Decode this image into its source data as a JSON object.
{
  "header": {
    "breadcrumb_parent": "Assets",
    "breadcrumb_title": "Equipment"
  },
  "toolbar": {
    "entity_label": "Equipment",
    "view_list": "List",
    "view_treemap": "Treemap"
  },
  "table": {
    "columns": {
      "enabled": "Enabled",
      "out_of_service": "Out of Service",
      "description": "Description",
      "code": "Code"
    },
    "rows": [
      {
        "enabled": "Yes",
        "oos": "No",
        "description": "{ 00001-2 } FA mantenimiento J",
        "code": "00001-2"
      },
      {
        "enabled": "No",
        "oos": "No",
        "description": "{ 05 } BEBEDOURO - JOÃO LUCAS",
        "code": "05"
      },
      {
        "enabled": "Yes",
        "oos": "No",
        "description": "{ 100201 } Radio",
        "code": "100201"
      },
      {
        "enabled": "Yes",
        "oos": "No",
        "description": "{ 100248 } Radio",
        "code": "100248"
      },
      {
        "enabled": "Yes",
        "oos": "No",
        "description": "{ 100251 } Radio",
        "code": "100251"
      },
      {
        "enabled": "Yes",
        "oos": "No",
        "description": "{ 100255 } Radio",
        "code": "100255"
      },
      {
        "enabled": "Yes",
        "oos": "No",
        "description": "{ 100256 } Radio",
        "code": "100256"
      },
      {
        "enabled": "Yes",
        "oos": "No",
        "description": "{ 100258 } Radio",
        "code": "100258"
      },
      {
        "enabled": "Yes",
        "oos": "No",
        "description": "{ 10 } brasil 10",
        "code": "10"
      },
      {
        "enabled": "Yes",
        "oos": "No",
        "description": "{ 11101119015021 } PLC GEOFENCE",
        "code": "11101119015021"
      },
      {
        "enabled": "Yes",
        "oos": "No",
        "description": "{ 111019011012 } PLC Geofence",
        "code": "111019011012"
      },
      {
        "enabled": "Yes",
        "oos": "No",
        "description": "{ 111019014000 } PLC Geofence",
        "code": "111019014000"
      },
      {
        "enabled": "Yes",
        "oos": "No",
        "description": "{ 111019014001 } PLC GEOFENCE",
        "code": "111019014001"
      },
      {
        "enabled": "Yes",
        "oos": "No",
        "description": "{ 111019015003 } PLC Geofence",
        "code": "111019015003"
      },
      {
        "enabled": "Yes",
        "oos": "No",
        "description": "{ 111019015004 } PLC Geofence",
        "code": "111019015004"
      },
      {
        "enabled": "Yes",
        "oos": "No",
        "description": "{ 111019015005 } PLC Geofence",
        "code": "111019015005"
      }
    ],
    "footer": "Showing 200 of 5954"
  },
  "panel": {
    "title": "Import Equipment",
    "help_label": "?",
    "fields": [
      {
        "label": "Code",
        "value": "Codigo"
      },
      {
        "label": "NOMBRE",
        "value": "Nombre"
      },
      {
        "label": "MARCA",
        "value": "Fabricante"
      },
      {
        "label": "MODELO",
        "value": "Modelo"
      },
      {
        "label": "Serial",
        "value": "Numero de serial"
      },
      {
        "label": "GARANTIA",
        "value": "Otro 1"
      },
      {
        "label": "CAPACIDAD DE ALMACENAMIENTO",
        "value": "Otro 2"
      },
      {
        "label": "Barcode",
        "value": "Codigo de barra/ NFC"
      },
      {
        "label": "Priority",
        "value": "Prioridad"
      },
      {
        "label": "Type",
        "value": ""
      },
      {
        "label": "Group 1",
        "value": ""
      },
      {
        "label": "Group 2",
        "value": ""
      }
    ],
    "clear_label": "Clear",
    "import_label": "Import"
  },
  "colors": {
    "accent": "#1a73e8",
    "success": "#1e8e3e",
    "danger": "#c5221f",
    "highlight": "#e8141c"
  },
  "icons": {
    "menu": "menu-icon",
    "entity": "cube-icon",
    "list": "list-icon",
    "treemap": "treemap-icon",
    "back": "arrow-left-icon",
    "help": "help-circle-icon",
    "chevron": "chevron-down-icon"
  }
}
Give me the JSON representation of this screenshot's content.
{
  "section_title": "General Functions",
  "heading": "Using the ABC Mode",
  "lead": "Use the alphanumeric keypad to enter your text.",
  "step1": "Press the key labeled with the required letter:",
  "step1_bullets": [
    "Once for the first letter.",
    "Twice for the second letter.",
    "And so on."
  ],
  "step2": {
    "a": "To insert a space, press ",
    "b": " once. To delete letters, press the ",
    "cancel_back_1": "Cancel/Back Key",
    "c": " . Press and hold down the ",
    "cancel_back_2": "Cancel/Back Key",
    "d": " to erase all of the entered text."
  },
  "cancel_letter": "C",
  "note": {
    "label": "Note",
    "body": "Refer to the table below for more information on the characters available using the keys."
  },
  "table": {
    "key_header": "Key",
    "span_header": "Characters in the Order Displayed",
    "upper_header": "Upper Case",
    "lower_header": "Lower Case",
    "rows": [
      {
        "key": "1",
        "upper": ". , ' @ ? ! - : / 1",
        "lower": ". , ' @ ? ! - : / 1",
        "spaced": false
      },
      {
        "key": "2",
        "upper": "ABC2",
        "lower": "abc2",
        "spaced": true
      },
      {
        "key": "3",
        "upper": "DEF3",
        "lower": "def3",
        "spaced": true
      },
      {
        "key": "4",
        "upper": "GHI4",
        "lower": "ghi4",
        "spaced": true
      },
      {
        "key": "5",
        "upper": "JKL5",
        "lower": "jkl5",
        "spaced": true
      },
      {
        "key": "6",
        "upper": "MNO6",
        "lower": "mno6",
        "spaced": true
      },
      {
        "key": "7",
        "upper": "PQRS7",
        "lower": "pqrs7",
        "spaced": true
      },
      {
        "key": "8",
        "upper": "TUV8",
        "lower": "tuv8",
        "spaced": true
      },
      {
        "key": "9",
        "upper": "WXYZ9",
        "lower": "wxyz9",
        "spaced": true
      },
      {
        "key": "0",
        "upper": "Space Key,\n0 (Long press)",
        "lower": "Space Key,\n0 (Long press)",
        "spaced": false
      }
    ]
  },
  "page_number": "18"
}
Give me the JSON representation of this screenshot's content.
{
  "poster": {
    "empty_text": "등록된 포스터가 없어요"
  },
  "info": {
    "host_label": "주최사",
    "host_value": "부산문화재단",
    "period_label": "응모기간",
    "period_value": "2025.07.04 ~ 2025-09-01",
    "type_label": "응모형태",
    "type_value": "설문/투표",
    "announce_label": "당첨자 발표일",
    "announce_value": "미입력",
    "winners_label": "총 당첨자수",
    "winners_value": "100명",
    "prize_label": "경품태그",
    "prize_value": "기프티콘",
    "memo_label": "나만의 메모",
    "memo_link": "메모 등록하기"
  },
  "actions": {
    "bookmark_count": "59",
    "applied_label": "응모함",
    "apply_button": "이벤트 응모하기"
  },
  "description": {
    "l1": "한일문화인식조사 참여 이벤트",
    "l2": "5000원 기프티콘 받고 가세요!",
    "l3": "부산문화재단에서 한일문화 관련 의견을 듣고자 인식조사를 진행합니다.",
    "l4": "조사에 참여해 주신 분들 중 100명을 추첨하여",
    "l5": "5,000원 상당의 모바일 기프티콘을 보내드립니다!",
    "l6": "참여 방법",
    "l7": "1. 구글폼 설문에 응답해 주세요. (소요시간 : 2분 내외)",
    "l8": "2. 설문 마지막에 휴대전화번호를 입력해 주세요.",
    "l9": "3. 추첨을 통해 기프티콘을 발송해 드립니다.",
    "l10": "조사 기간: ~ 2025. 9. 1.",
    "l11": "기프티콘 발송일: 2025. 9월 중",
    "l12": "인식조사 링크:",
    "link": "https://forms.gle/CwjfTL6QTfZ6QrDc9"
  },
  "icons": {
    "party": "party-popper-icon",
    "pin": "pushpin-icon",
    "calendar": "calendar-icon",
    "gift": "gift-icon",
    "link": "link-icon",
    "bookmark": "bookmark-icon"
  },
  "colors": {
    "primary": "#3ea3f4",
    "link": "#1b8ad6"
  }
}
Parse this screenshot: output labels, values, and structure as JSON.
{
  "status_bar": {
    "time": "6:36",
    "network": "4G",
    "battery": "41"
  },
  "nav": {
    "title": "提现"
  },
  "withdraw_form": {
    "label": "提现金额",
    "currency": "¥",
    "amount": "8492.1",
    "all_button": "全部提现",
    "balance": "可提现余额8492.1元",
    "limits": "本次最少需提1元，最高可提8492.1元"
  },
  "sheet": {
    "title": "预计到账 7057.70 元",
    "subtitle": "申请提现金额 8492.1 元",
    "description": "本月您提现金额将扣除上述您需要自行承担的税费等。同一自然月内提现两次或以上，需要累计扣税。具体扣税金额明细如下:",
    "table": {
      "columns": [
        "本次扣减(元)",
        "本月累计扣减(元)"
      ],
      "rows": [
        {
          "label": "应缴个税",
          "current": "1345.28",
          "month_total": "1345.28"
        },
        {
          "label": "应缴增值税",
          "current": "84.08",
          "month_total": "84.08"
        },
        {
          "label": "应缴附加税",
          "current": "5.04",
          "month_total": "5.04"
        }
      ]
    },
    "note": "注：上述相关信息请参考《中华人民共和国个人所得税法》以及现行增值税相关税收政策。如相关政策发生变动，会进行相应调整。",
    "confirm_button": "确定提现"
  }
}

····················

**What this task involves**
Reproduce nothing but the lines from the line containing "Parse this screenshot: output" to the last line of the data, each exactly as written.

**Written solution**
Parse this screenshot: output labels, values, and structure as JSON.
{
  "status_bar": {
    "time": "6:36",
    "network": "4G",
    "battery": "41"
  },
  "nav": {
    "title": "提现"
  },
  "withdraw_form": {
    "label": "提现金额",
    "currency": "¥",
    "amount": "8492.1",
    "all_button": "全部提现",
    "balance": "可提现余额8492.1元",
    "limits": "本次最少需提1元，最高可提8492.1元"
  },
  "sheet": {
    "title": "预计到账 7057.70 元",
    "subtitle": "申请提现金额 8492.1 元",
    "description": "本月您提现金额将扣除上述您需要自行承担的税费等。同一自然月内提现两次或以上，需要累计扣税。具体扣税金额明细如下:",
    "table": {
      "columns": [
        "本次扣减(元)",
        "本月累计扣减(元)"
      ],
      "rows": [
        {
          "label": "应缴个税",
          "current": "1345.28",
          "month_total": "1345.28"
        },
        {
          "label": "应缴增值税",
          "current": "84.08",
          "month_total": "84.08"
        },
        {
          "label": "应缴附加税",
          "current": "5.04",
          "month_total": "5.04"
        }
      ]
    },
    "note": "注：上述相关信息请参考《中华人民共和国个人所得税法》以及现行增值税相关税收政策。如相关政策发生变动，会进行相应调整。",
    "confirm_button": "确定提现"
  }
}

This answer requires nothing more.